▶ [Dataset excerpts]

======

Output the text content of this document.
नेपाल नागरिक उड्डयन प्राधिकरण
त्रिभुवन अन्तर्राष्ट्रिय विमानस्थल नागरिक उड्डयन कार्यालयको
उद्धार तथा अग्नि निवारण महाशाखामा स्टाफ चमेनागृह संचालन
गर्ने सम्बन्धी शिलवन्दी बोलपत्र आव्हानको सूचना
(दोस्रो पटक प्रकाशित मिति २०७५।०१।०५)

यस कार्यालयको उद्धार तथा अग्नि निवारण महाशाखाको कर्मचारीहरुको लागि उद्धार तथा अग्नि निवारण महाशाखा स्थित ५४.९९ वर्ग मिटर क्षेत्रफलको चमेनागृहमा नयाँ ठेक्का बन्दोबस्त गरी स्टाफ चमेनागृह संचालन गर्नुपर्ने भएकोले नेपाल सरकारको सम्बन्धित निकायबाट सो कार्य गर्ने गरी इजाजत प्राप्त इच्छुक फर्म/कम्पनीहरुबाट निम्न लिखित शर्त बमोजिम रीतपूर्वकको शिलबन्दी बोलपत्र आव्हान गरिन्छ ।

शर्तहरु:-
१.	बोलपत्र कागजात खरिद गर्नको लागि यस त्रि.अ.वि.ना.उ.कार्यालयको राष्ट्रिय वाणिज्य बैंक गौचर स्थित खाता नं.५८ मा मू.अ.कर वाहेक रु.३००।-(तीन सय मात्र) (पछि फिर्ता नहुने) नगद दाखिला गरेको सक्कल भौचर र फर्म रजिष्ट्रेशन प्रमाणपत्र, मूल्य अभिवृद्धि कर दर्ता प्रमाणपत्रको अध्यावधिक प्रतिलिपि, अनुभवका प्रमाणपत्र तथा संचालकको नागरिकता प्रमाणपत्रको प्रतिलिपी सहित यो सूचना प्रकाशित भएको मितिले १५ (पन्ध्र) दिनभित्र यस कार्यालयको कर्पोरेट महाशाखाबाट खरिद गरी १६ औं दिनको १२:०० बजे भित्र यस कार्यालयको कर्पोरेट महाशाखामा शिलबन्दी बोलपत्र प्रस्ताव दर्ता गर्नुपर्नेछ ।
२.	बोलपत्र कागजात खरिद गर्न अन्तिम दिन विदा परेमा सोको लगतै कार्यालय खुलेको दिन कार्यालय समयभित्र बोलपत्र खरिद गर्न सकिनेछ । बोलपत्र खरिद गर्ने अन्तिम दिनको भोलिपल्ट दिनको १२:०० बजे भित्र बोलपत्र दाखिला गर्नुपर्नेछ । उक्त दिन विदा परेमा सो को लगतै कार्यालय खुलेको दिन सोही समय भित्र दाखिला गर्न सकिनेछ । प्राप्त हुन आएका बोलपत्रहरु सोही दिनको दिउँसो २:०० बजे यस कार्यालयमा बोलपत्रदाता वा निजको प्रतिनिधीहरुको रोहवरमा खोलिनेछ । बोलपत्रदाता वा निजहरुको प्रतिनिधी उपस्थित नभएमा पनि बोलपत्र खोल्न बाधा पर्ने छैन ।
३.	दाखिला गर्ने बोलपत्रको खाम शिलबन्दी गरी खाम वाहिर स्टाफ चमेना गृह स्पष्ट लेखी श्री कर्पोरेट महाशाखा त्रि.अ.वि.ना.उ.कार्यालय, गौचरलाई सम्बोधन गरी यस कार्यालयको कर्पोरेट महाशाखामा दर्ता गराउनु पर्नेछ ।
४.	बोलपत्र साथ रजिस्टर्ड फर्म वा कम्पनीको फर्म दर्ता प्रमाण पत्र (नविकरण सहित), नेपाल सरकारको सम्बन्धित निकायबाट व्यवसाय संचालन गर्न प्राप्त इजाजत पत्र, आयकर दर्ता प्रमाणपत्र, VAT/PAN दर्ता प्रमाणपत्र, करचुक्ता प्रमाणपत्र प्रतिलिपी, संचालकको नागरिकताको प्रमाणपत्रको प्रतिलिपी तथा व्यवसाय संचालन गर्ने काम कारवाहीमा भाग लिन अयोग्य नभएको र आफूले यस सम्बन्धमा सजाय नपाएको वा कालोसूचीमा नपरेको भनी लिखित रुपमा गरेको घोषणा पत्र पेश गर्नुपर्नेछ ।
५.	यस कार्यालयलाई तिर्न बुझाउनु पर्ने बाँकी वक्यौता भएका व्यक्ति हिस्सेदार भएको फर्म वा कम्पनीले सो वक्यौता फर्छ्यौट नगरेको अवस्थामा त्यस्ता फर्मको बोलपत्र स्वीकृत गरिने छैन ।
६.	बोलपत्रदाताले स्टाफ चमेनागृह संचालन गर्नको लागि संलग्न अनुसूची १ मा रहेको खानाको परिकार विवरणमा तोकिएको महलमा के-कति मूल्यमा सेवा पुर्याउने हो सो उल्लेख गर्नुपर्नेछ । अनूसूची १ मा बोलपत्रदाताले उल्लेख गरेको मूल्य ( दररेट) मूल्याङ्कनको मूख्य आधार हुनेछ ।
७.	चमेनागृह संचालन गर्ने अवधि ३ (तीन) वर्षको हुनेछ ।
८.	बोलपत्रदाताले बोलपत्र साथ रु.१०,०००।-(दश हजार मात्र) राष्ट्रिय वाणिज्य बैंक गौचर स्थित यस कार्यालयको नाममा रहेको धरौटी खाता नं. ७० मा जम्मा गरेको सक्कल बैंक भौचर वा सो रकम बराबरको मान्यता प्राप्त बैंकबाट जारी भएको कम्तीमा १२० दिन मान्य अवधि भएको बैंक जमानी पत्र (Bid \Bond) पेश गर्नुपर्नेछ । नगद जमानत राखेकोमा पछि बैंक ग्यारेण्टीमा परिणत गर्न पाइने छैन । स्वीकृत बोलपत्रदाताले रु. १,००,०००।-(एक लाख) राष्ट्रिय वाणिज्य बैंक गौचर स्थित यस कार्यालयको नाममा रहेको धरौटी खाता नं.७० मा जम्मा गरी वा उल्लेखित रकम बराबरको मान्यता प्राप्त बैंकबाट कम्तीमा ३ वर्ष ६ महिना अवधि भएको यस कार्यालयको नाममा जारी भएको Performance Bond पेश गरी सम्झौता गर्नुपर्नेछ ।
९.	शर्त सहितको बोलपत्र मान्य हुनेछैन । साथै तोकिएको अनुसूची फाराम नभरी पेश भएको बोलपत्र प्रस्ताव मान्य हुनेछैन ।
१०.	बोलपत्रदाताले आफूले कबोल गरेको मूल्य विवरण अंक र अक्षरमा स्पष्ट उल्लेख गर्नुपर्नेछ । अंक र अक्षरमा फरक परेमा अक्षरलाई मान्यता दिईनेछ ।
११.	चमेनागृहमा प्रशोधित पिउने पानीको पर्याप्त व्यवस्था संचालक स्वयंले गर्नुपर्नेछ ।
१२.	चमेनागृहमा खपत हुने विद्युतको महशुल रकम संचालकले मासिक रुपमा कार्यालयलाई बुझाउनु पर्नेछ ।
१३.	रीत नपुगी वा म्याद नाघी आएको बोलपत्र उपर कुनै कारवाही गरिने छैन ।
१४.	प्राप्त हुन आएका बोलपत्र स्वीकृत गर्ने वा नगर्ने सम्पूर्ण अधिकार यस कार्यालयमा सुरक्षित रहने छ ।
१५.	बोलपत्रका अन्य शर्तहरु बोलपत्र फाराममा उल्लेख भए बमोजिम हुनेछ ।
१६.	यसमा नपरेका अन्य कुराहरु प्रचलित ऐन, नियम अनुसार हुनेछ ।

======

Repeat the data verbatim.

Output the text content of this document.
नेपाल नागरिक उड्डयन प्राधिकरण
त्रिभुवन अन्तर्राष्ट्रिय विमानस्थल नागरिक उड्डयन कार्यालयको
उद्धार तथा अग्नि निवारण महाशाखामा स्टाफ चमेनागृह संचालन
गर्ने सम्बन्धी शिलवन्दी बोलपत्र आव्हानको सूचना
(दोस्रो पटक प्रकाशित मिति २०७५।०१।०५)

यस कार्यालयको उद्धार तथा अग्नि निवारण महाशाखाको कर्मचारीहरुको लागि उद्धार तथा अग्नि निवारण महाशाखा स्थित ५४.९९ वर्ग मिटर क्षेत्रफलको चमेनागृहमा नयाँ ठेक्का बन्दोबस्त गरी स्टाफ चमेनागृह संचालन गर्नुपर्ने भएकोले नेपाल सरकारको सम्बन्धित निकायबाट सो कार्य गर्ने गरी इजाजत प्राप्त इच्छुक फर्म/कम्पनीहरुबाट निम्न लिखित शर्त बमोजिम रीतपूर्वकको शिलबन्दी बोलपत्र आव्हान गरिन्छ ।

शर्तहरु:-
१.	बोलपत्र कागजात खरिद गर्नको लागि यस त्रि.अ.वि.ना.उ.कार्यालयको राष्ट्रिय वाणिज्य बैंक गौचर स्थित खाता नं.५८ मा मू.अ.कर वाहेक रु.३००।-(तीन सय मात्र) (पछि फिर्ता नहुने) नगद दाखिला गरेको सक्कल भौचर र फर्म रजिष्ट्रेशन प्रमाणपत्र, मूल्य अभिवृद्धि कर दर्ता प्रमाणपत्रको अध्यावधिक प्रतिलिपि, अनुभवका प्रमाणपत्र तथा संचालकको नागरिकता प्रमाणपत्रको प्रतिलिपी सहित यो सूचना प्रकाशित भएको मितिले १५ (पन्ध्र) दिनभित्र यस कार्यालयको कर्पोरेट महाशाखाबाट खरिद गरी १६ औं दिनको १२:०० बजे भित्र यस कार्यालयको कर्पोरेट महाशाखामा शिलबन्दी बोलपत्र प्रस्ताव दर्ता गर्नुपर्नेछ ।
२.	बोलपत्र कागजात खरिद गर्न अन्तिम दिन विदा परेमा सोको लगतै कार्यालय खुलेको दिन कार्यालय समयभित्र बोलपत्र खरिद गर्न सकिनेछ । बोलपत्र खरिद गर्ने अन्तिम दिनको भोलिपल्ट दिनको १२:०० बजे भित्र बोलपत्र दाखिला गर्नुपर्नेछ । उक्त दिन विदा परेमा सो को लगतै कार्यालय खुलेको दिन सोही समय भित्र दाखिला गर्न सकिनेछ । प्राप्त हुन आएका बोलपत्रहरु सोही दिनको दिउँसो २:०० बजे यस कार्यालयमा बोलपत्रदाता वा निजको प्रतिनिधीहरुको रोहवरमा खोलिनेछ । बोलपत्रदाता वा निजहरुको प्रतिनिधी उपस्थित नभएमा पनि बोलपत्र खोल्न बाधा पर्ने छैन ।
३.	दाखिला गर्ने बोलपत्रको खाम शिलबन्दी गरी खाम वाहिर स्टाफ चमेना गृह स्पष्ट लेखी श्री कर्पोरेट महाशाखा त्रि.अ.वि.ना.उ.कार्यालय, गौचरलाई सम्बोधन गरी यस कार्यालयको कर्पोरेट महाशाखामा दर्ता गराउनु पर्नेछ ।
४.	बोलपत्र साथ रजिस्टर्ड फर्म वा कम्पनीको फर्म दर्ता प्रमाण पत्र (नविकरण सहित), नेपाल सरकारको सम्बन्धित निकायबाट व्यवसाय संचालन गर्न प्राप्त इजाजत पत्र, आयकर दर्ता प्रमाणपत्र, VAT/PAN दर्ता प्रमाणपत्र, करचुक्ता प्रमाणपत्र प्रतिलिपी, संचालकको नागरिकताको प्रमाणपत्रको प्रतिलिपी तथा व्यवसाय संचालन गर्ने काम कारवाहीमा भाग लिन अयोग्य नभएको र आफूले यस सम्बन्धमा सजाय नपाएको वा कालोसूचीमा नपरेको भनी लिखित रुपमा गरेको घोषणा पत्र पेश गर्नुपर्नेछ ।
५.	यस कार्यालयलाई तिर्न बुझाउनु पर्ने बाँकी वक्यौता भएका व्यक्ति हिस्सेदार भएको फर्म वा कम्पनीले सो वक्यौता फर्छ्यौट नगरेको अवस्थामा त्यस्ता फर्मको बोलपत्र स्वीकृत गरिने छैन ।
६.	बोलपत्रदाताले स्टाफ चमेनागृह संचालन गर्नको लागि संलग्न अनुसूची १ मा रहेको खानाको परिकार विवरणमा तोकिएको महलमा के-कति मूल्यमा सेवा पुर्याउने हो सो उल्लेख गर्नुपर्नेछ । अनूसूची १ मा बोलपत्रदाताले उल्लेख गरेको मूल्य ( दररेट) मूल्याङ्कनको मूख्य आधार हुनेछ ।
७.	चमेनागृह संचालन गर्ने अवधि ३ (तीन) वर्षको हुनेछ ।
८.	बोलपत्रदाताले बोलपत्र साथ रु.१०,०००।-(दश हजार मात्र) राष्ट्रिय वाणिज्य बैंक गौचर स्थित यस कार्यालयको नाममा रहेको धरौटी खाता नं. ७० मा जम्मा गरेको सक्कल बैंक भौचर वा सो रकम बराबरको मान्यता प्राप्त बैंकबाट जारी भएको कम्तीमा १२० दिन मान्य अवधि भएको बैंक जमानी पत्र (Bid \Bond) पेश गर्नुपर्नेछ । नगद जमानत राखेकोमा पछि बैंक ग्यारेण्टीमा परिणत गर्न पाइने छैन । स्वीकृत बोलपत्रदाताले रु. १,००,०००।-(एक लाख) राष्ट्रिय वाणिज्य बैंक गौचर स्थित यस कार्यालयको नाममा रहेको धरौटी खाता नं.७० मा जम्मा गरी वा उल्लेखित रकम बराबरको मान्यता प्राप्त बैंकबाट कम्तीमा ३ वर्ष ६ महिना अवधि भएको यस कार्यालयको नाममा जारी भएको Performance Bond पेश गरी सम्झौता गर्नुपर्नेछ ।
९.	शर्त सहितको बोलपत्र मान्य हुनेछैन । साथै तोकिएको अनुसूची फाराम नभरी पेश भएको बोलपत्र प्रस्ताव मान्य हुनेछैन ।
१०.	बोलपत्रदाताले आफूले कबोल गरेको मूल्य विवरण अंक र अक्षरमा स्पष्ट उल्लेख गर्नुपर्नेछ । अंक र अक्षरमा फरक परेमा अक्षरलाई मान्यता दिईनेछ ।
११.	चमेनागृहमा प्रशोधित पिउने पानीको पर्याप्त व्यवस्था संचालक स्वयंले गर्नुपर्नेछ ।
१२.	चमेनागृहमा खपत हुने विद्युतको महशुल रकम संचालकले मासिक रुपमा कार्यालयलाई बुझाउनु पर्नेछ ।
१३.	रीत नपुगी वा म्याद नाघी आएको बोलपत्र उपर कुनै कारवाही गरिने छैन ।
१४.	प्राप्त हुन आएका बोलपत्र स्वीकृत गर्ने वा नगर्ने सम्पूर्ण अधिकार यस कार्यालयमा सुरक्षित रहने छ ।
१५.	बोलपत्रका अन्य शर्तहरु बोलपत्र फाराममा उल्लेख भए बमोजिम हुनेछ ।
१६.	यसमा नपरेका अन्य कुराहरु प्रचलित ऐन, नियम अनुसार हुनेछ ।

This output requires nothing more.